Check each line of the listing below for the word "label" and say how many lines have it. Nothing else should be written.

=-=-=

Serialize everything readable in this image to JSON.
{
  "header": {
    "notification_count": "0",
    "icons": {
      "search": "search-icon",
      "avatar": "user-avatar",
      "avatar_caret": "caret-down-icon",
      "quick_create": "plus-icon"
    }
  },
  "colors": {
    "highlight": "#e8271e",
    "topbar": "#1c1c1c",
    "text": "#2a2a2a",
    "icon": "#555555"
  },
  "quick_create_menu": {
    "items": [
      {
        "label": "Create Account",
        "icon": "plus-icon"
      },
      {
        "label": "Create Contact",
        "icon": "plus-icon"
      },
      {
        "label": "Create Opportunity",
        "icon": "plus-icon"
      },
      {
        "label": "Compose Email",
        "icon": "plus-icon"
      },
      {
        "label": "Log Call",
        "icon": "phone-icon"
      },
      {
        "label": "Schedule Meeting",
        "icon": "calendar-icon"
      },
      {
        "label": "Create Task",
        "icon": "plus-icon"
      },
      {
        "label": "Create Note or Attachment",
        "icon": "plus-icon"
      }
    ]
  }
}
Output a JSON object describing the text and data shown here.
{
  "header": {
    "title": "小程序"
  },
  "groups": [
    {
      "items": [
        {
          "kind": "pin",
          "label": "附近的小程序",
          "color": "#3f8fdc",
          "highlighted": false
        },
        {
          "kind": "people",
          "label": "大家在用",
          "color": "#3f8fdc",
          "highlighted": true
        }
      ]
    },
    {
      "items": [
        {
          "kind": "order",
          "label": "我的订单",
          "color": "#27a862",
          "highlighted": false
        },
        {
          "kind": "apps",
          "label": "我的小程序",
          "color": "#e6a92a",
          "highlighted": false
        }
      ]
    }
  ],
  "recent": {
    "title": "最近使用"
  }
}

=-=-=

*RIGHT ANSWER*
12